→ **Written instruction**
In the material below, identify each line bearing the word "培养学生". Reproduce those lines.
◇ ◇ ◇ ◇
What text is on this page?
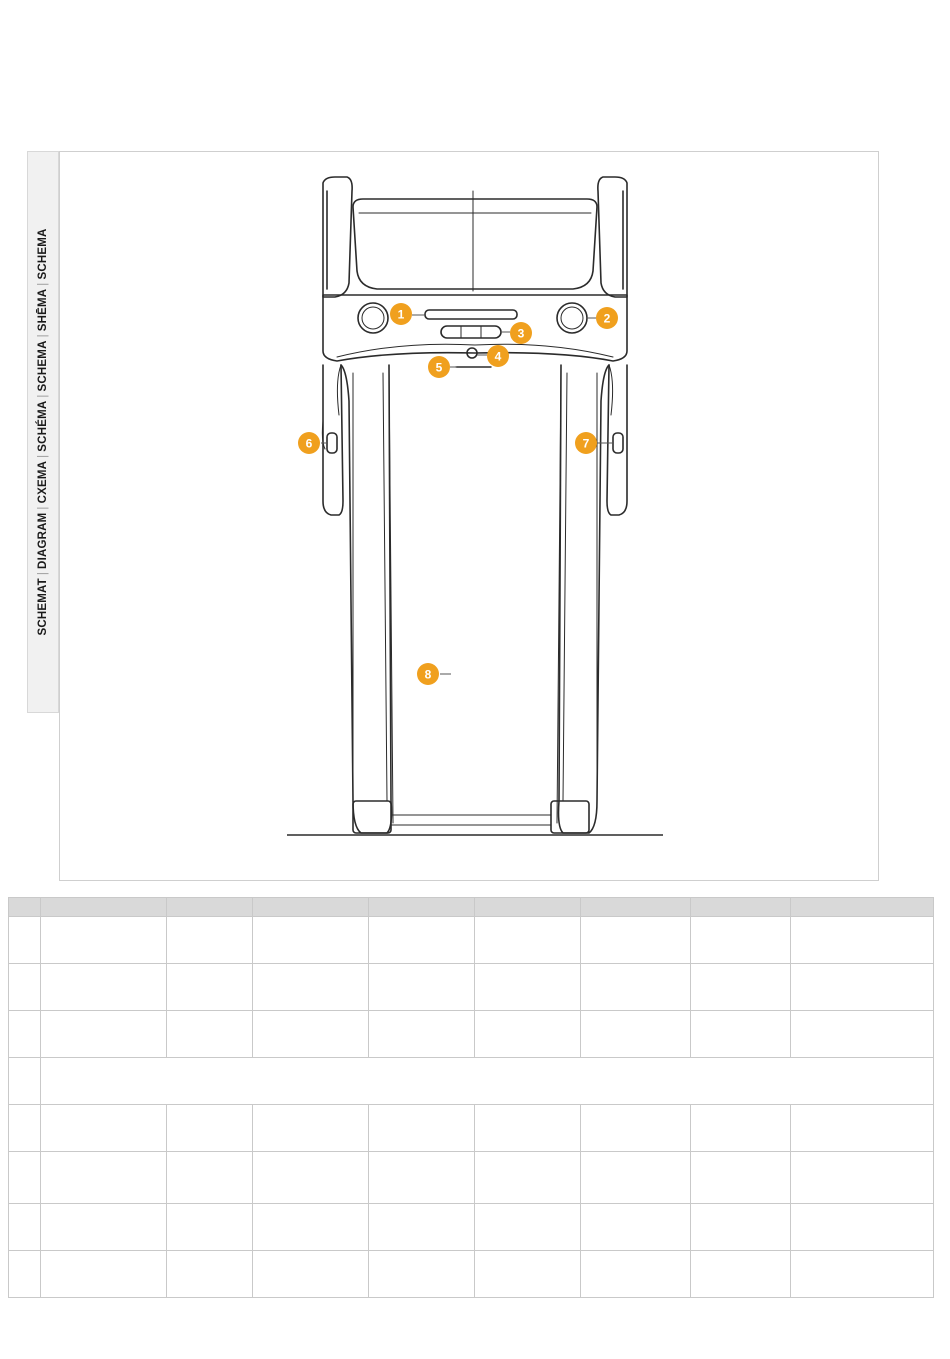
SCHEMAT|DIAGRAM|CXEMA|SCHÉMA|SCHEMA|SHĒMA|SCHEMA
1	2
3
4
5
6	7
8
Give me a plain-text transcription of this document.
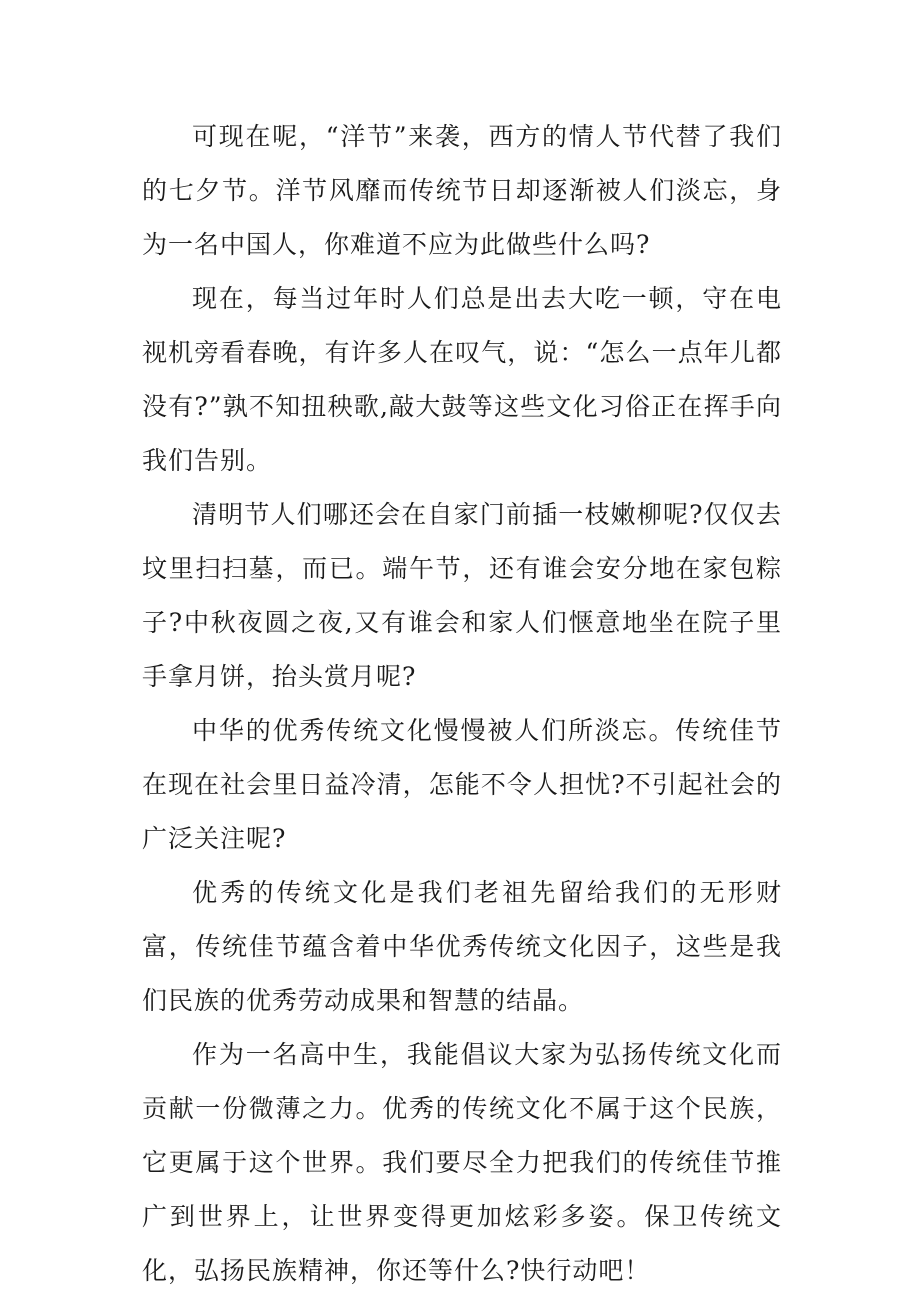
可现在呢，“洋节”来袭，西方的情人节代替了我们的七夕节。洋节风靡而传统节日却逐渐被人们淡忘，身为一名中国人，你难道不应为此做些什么吗?

现在，每当过年时人们总是出去大吃一顿，守在电视机旁看春晚，有许多人在叹气，说：“怎么一点年儿都没有?”孰不知扭秧歌,敲大鼓等这些文化习俗正在挥手向我们告别。

清明节人们哪还会在自家门前插一枝嫩柳呢?仅仅去坟里扫扫墓，而已。端午节，还有谁会安分地在家包粽子?中秋夜圆之夜,又有谁会和家人们惬意地坐在院子里手拿月饼，抬头赏月呢?

中华的优秀传统文化慢慢被人们所淡忘。传统佳节在现在社会里日益冷清，怎能不令人担忧?不引起社会的广泛关注呢?

优秀的传统文化是我们老祖先留给我们的无形财富，传统佳节蕴含着中华优秀传统文化因子，这些是我们民族的优秀劳动成果和智慧的结晶。

作为一名高中生，我能倡议大家为弘扬传统文化而贡献一份微薄之力。优秀的传统文化不属于这个民族，它更属于这个世界。我们要尽全力把我们的传统佳节推广到世界上，让世界变得更加炫彩多姿。保卫传统文化，弘扬民族精神，你还等什么?快行动吧！
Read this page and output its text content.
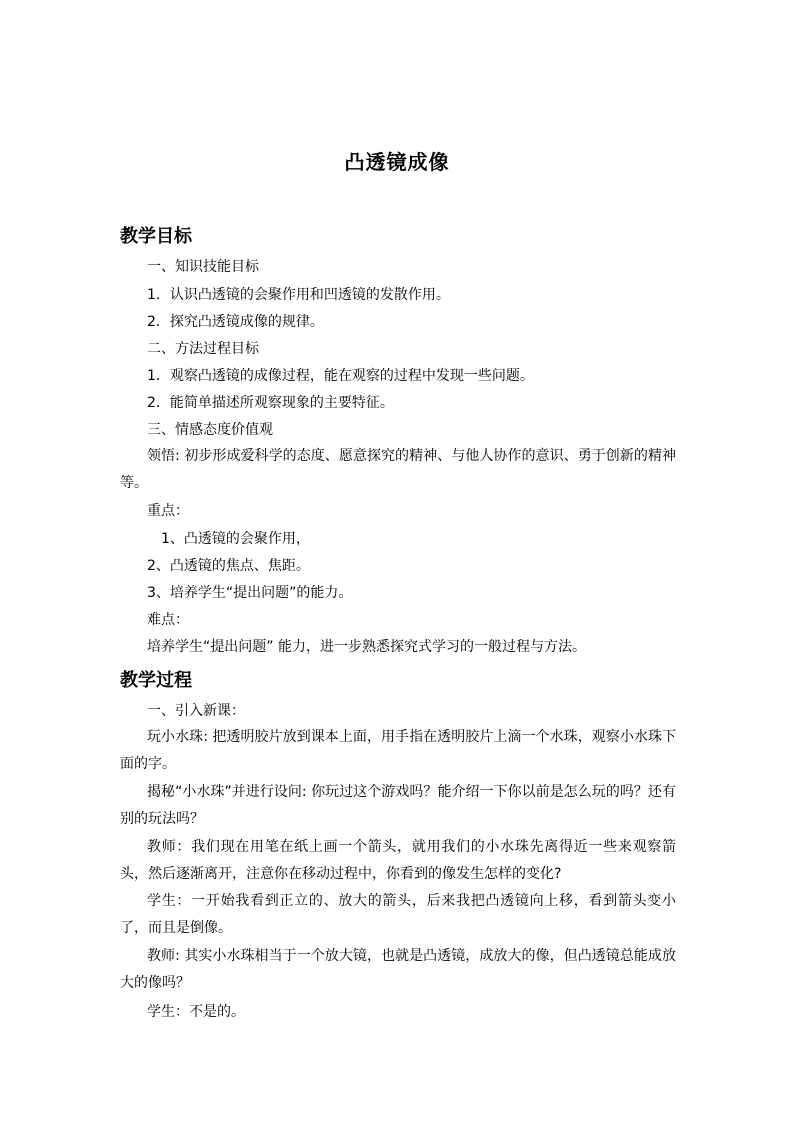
凸透镜成像
教学目标
一、知识技能目标
1．认识凸透镜的会聚作用和凹透镜的发散作用。
2．探究凸透镜成像的规律。
二、方法过程目标
1．观察凸透镜的成像过程，能在观察的过程中发现一些问题。
2．能简单描述所观察现象的主要特征。
三、情感态度价值观
领悟: 初步形成爱科学的态度、愿意探究的精神、与他人协作的意识、勇于创新的精神等。
重点：
1、凸透镜的会聚作用，
2、凸透镜的焦点、焦距。
3、培养学生“提出问题”的能力。
难点：
培养学生“提出问题” 能力，进一步熟悉探究式学习的一般过程与方法。
教学过程
一、引入新课：
玩小水珠: 把透明胶片放到课本上面，用手指在透明胶片上滴一个水珠，观察小水珠下面的字。
揭秘“小水珠”并进行设问: 你玩过这个游戏吗？能介绍一下你以前是怎么玩的吗？还有别的玩法吗？
教师：我们现在用笔在纸上画一个箭头，就用我们的小水珠先离得近一些来观察箭头，然后逐渐离开，注意你在移动过程中，你看到的像发生怎样的变化?
学生：一开始我看到正立的、放大的箭头，后来我把凸透镜向上移，看到箭头变小了，而且是倒像。
教师: 其实小水珠相当于一个放大镜，也就是凸透镜，成放大的像，但凸透镜总能成放大的像吗？
学生：不是的。
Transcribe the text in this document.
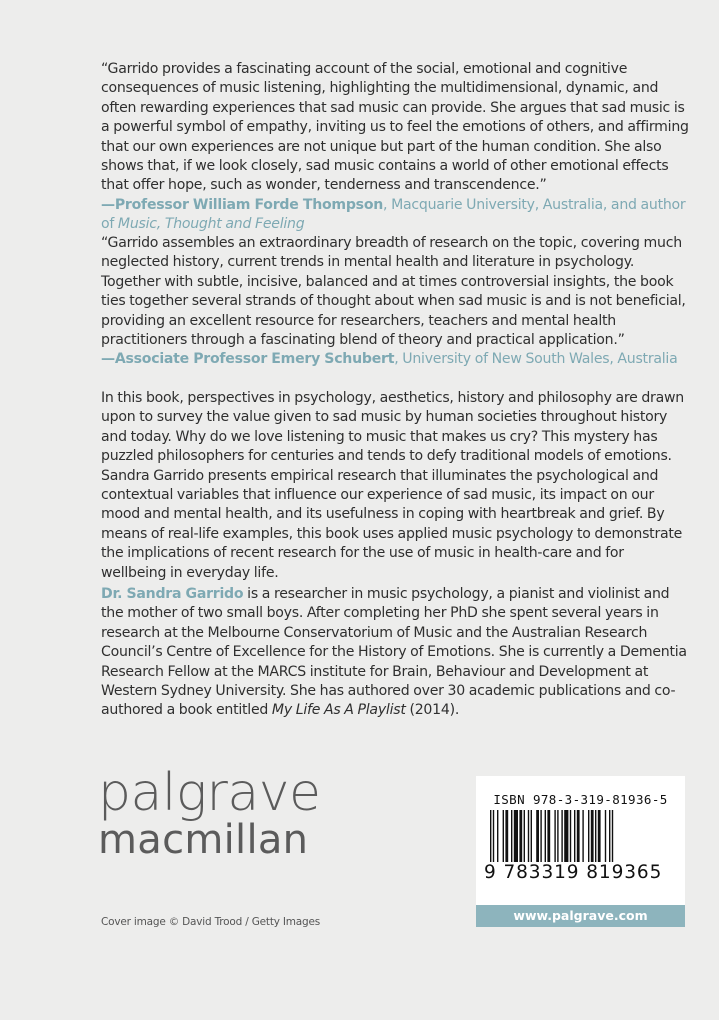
“Garrido provides a fascinating account of the social, emotional and cognitive consequences of music listening, highlighting the multidimensional, dynamic, and often rewarding experiences that sad music can provide. She argues that sad music is a powerful symbol of empathy, inviting us to feel the emotions of others, and affirming that our own experiences are not unique but part of the human condition. She also shows that, if we look closely, sad music contains a world of other emotional effects that offer hope, such as wonder, tenderness and transcendence.”
—Professor William Forde Thompson, Macquarie University, Australia, and author of Music, Thought and Feeling
“Garrido assembles an extraordinary breadth of research on the topic, covering much neglected history, current trends in mental health and literature in psychology. Together with subtle, incisive, balanced and at times controversial insights, the book ties together several strands of thought about when sad music is and is not beneficial, providing an excellent resource for researchers, teachers and mental health practitioners through a fascinating blend of theory and practical application.”
—Associate Professor Emery Schubert, University of New South Wales, Australia
In this book, perspectives in psychology, aesthetics, history and philosophy are drawn upon to survey the value given to sad music by human societies throughout history and today. Why do we love listening to music that makes us cry? This mystery has puzzled philosophers for centuries and tends to defy traditional models of emotions. Sandra Garrido presents empirical research that illuminates the psychological and contextual variables that influence our experience of sad music, its impact on our mood and mental health, and its usefulness in coping with heartbreak and grief. By means of real-life examples, this book uses applied music psychology to demonstrate the implications of recent research for the use of music in health-care and for wellbeing in everyday life.
Dr. Sandra Garrido is a researcher in music psychology, a pianist and violinist and the mother of two small boys. After completing her PhD she spent several years in research at the Melbourne Conservatorium of Music and the Australian Research Council’s Centre of Excellence for the History of Emotions. She is currently a Dementia Research Fellow at the MARCS institute for Brain, Behaviour and Development at Western Sydney University. She has authored over 30 academic publications and co-authored a book entitled My Life As A Playlist (2014).
palgrave
macmillan
Cover image © David Trood / Getty Images
ISBN 978-3-319-81936-5
9 783319 819365
www.palgrave.com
◇ ◇ ◇ ◇
→ **In response**
3、培养学生“提出问题”的能力。
培养学生“提出问题” 能力，进一步熟悉探究式学习的一般过程与方法。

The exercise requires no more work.